**EXERCISE BRIEF**: Report how many of the lines below contain the string "screenshot", where case counts, and give only the number.

[Data items]
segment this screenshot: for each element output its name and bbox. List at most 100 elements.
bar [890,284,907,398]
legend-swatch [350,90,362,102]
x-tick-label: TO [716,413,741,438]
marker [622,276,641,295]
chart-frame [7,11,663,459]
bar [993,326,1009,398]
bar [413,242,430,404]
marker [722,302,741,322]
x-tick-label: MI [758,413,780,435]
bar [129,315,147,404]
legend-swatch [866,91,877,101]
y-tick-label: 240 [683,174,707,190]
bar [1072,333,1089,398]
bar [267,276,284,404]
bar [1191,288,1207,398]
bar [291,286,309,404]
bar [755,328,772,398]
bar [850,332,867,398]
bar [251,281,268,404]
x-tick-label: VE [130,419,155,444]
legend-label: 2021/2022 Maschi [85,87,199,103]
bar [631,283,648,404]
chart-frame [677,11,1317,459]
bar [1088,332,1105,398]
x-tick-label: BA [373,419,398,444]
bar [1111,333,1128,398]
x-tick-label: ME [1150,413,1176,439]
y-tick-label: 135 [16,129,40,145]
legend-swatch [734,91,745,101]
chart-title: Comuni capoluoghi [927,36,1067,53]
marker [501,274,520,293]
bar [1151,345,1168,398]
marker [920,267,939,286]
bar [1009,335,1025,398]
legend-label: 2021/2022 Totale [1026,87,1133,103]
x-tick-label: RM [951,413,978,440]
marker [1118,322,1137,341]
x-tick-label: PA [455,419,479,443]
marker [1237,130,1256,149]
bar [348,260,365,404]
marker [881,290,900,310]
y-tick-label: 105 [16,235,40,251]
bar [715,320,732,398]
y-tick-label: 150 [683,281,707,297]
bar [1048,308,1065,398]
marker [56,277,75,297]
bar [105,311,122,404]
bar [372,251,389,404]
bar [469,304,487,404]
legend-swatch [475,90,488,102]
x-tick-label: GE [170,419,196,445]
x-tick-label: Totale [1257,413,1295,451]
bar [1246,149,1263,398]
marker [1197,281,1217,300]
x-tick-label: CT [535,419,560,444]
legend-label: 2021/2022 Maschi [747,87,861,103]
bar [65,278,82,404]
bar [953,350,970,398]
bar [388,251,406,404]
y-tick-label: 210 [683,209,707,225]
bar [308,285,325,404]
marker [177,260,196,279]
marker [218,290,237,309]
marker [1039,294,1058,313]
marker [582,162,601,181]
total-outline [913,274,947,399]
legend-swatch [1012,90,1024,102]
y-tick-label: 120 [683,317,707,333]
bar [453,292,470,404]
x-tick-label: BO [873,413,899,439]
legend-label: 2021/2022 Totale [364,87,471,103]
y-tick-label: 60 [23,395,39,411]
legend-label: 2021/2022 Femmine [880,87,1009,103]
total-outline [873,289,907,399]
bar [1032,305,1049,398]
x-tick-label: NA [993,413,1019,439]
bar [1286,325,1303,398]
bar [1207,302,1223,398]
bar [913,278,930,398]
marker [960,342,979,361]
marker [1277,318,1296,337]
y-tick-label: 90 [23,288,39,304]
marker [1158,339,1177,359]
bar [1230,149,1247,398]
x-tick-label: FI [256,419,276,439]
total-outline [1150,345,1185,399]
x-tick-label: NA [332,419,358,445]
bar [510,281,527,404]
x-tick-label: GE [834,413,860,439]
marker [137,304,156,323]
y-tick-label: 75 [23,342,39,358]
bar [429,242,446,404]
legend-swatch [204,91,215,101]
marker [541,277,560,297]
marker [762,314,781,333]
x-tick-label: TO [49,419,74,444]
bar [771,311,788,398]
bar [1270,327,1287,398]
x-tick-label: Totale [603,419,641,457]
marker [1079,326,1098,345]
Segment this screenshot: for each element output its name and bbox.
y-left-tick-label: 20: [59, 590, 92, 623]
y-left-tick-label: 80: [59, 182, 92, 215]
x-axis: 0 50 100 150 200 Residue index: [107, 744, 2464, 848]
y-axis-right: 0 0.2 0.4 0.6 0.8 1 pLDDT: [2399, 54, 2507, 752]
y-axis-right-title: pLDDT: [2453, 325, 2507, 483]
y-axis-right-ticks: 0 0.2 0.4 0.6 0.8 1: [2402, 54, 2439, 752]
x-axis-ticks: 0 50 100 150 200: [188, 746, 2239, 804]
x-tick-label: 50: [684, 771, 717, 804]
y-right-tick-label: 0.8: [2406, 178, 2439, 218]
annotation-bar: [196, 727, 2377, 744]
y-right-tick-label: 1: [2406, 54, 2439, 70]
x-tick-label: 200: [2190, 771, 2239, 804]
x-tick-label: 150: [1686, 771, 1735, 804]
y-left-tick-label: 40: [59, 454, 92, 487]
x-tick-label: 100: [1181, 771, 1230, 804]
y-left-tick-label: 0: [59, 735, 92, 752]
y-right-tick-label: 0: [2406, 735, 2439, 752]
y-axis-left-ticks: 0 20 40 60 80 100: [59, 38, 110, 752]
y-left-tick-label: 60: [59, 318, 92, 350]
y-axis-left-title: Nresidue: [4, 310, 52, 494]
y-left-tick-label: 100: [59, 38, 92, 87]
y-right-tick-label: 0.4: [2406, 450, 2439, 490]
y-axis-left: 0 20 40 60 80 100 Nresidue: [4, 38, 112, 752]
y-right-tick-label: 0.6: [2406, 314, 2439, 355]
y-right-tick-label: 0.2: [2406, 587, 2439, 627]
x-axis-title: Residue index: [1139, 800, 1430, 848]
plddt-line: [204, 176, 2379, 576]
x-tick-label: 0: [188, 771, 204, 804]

**TASK RESPONSE**: 2